▶ Input rows:
=-=-=-=-=

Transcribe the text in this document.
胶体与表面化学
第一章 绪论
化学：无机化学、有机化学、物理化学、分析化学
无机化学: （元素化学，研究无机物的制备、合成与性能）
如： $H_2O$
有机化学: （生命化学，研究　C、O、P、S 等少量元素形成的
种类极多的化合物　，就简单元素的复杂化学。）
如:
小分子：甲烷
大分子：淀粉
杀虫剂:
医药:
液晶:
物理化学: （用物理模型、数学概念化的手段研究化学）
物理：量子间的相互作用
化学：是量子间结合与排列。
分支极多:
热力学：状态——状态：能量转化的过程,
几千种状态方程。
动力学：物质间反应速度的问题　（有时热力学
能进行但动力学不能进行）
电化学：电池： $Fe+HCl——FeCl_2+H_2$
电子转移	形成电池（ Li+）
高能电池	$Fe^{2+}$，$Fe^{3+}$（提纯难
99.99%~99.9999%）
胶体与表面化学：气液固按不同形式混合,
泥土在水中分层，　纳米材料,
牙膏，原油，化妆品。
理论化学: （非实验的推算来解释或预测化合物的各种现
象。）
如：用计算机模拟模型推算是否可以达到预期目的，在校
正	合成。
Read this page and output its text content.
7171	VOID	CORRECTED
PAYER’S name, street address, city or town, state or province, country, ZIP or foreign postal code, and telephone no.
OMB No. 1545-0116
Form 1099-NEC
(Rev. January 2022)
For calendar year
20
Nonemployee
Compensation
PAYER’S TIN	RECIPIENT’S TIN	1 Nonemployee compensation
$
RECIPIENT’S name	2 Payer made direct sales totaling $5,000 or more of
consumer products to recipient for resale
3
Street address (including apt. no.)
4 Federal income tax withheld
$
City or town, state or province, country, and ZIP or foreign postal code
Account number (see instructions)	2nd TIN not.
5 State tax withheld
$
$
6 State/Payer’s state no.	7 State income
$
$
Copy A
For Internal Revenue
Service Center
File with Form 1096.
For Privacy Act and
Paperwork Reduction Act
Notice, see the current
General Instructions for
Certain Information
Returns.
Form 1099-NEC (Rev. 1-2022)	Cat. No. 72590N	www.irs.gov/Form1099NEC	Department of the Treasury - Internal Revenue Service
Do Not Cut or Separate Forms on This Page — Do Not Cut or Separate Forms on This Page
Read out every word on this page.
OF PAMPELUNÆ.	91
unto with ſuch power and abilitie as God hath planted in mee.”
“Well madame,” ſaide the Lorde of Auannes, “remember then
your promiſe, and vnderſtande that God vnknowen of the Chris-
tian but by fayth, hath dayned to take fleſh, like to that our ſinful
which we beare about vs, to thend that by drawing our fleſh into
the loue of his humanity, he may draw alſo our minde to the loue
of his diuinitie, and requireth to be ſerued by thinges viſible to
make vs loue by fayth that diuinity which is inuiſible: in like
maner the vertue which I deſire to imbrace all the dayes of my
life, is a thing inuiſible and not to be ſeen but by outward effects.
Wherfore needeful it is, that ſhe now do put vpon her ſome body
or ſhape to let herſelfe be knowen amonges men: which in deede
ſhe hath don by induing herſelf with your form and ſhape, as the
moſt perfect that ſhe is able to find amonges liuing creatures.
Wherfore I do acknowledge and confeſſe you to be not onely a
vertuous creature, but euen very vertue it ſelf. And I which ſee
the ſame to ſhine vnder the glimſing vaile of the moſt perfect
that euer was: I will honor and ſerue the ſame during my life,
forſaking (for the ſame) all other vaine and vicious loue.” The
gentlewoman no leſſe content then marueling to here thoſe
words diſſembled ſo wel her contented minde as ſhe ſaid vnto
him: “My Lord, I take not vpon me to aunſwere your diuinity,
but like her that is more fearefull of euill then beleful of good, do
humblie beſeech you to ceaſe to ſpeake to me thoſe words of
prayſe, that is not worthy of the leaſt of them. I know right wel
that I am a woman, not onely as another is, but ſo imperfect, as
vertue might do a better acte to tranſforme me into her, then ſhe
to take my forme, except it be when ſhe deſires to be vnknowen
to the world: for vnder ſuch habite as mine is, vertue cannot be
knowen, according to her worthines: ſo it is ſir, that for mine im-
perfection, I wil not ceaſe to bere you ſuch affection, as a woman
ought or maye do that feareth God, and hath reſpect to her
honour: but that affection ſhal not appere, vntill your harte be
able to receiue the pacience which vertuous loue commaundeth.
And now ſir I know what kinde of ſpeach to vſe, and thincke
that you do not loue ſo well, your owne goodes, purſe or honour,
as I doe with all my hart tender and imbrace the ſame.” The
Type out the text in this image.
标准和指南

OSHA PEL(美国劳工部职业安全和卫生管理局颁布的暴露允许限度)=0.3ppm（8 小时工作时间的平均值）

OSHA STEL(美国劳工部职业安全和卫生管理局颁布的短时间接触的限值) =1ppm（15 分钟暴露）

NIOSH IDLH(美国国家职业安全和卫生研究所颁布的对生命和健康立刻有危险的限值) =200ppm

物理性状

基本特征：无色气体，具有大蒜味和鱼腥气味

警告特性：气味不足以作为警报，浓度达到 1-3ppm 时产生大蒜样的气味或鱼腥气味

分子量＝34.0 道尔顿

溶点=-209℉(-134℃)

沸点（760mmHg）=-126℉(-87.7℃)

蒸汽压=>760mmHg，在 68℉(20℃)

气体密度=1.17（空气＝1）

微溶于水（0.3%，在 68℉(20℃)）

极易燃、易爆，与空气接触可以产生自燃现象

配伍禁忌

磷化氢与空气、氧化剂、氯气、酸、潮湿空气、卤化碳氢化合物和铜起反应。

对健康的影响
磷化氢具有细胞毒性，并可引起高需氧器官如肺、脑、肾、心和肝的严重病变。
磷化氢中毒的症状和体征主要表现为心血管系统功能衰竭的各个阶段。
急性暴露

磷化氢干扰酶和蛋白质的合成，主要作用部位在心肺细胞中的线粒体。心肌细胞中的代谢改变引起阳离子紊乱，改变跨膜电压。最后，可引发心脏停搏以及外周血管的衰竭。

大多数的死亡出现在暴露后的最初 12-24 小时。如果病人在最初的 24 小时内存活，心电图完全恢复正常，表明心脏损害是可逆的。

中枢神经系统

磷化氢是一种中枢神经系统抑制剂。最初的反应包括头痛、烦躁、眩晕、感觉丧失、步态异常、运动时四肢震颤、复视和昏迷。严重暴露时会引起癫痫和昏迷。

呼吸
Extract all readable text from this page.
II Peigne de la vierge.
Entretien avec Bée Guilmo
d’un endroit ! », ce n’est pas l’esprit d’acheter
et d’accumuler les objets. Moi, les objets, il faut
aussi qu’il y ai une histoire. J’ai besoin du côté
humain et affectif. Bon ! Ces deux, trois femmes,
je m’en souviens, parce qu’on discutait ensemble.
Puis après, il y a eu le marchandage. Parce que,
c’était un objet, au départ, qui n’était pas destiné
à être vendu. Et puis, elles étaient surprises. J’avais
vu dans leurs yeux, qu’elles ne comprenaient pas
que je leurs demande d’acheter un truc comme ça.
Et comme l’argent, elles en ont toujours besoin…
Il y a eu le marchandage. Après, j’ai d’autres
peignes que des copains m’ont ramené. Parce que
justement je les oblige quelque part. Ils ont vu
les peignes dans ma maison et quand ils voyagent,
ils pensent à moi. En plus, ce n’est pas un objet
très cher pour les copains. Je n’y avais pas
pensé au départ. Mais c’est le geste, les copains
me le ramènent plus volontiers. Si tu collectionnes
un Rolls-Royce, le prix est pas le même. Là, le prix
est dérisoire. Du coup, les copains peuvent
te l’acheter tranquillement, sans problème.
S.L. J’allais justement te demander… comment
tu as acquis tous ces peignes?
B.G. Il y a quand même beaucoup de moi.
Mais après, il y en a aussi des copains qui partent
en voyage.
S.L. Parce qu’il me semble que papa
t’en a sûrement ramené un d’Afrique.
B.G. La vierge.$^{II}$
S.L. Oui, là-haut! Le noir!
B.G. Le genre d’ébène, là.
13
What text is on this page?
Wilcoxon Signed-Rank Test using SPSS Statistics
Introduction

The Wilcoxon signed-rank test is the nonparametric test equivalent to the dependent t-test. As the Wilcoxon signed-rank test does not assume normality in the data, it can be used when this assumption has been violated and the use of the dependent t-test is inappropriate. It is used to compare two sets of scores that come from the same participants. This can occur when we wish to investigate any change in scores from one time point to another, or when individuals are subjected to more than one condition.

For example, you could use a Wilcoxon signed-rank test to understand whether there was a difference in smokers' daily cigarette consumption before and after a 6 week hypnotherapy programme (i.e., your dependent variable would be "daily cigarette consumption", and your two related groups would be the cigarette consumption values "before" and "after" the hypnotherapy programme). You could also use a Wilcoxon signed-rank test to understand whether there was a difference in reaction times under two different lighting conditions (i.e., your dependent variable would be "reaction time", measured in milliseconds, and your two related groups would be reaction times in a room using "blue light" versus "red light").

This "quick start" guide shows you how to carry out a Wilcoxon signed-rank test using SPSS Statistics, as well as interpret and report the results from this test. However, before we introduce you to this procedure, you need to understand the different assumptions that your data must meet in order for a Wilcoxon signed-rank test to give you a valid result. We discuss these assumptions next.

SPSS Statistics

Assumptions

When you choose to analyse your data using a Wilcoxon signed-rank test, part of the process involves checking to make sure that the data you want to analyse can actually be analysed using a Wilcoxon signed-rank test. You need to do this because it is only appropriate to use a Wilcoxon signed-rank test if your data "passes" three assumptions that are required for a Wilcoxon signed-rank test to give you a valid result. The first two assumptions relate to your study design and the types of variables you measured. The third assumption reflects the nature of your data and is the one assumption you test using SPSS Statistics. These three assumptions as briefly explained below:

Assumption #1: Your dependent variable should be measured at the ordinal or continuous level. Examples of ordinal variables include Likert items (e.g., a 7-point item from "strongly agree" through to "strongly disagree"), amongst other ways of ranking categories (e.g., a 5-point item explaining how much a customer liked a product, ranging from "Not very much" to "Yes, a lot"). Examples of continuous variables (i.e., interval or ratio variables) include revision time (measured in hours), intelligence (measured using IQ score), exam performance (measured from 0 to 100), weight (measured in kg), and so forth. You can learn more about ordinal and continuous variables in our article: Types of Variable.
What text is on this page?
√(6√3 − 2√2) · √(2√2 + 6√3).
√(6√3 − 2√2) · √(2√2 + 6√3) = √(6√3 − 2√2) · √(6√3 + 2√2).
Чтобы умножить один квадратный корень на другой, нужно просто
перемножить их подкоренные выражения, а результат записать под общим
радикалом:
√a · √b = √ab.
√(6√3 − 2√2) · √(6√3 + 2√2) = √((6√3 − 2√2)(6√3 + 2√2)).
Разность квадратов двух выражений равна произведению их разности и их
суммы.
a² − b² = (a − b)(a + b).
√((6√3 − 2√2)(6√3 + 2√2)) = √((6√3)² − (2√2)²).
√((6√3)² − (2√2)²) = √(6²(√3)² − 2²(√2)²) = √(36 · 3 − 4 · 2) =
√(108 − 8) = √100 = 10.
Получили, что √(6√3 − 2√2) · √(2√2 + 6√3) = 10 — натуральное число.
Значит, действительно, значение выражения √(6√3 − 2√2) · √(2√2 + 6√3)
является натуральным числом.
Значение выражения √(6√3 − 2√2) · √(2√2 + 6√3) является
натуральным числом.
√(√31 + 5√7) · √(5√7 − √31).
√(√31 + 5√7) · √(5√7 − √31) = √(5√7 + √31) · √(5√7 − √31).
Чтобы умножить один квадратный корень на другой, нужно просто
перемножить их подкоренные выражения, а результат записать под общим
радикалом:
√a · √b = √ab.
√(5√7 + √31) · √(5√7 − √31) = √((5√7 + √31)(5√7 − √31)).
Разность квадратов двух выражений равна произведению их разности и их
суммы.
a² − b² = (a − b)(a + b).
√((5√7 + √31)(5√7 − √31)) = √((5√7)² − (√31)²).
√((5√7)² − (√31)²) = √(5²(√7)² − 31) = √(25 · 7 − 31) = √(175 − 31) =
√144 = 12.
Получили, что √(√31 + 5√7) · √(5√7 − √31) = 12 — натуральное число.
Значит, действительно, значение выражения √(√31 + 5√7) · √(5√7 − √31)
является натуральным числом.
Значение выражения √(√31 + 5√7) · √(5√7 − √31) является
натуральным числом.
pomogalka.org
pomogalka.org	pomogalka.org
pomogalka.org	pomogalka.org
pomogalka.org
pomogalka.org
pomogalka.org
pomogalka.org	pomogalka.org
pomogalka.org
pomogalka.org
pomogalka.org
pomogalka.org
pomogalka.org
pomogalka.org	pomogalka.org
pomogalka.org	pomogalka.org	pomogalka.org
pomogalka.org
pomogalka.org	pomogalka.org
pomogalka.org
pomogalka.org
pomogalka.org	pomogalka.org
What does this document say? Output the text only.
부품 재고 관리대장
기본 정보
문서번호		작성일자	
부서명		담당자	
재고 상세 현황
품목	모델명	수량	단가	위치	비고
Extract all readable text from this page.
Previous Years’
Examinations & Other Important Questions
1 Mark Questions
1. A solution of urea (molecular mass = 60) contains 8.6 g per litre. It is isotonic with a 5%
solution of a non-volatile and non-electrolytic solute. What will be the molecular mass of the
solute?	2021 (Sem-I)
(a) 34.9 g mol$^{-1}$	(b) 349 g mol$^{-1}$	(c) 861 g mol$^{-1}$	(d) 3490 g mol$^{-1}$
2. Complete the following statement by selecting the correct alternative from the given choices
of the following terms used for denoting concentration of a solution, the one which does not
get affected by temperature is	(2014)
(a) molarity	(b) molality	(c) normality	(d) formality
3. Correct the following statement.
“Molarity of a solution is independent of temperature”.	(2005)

=-=-=-=-=

▶ Task prompt:
Within the material above, find the lines that contain the word "acheter"; copy them.

▶ Complete answer:
d’un endroit ! », ce n’est pas l’esprit d’acheter
que je leurs demande d’acheter un truc comme ça.
te l’acheter tranquillement, sans problème.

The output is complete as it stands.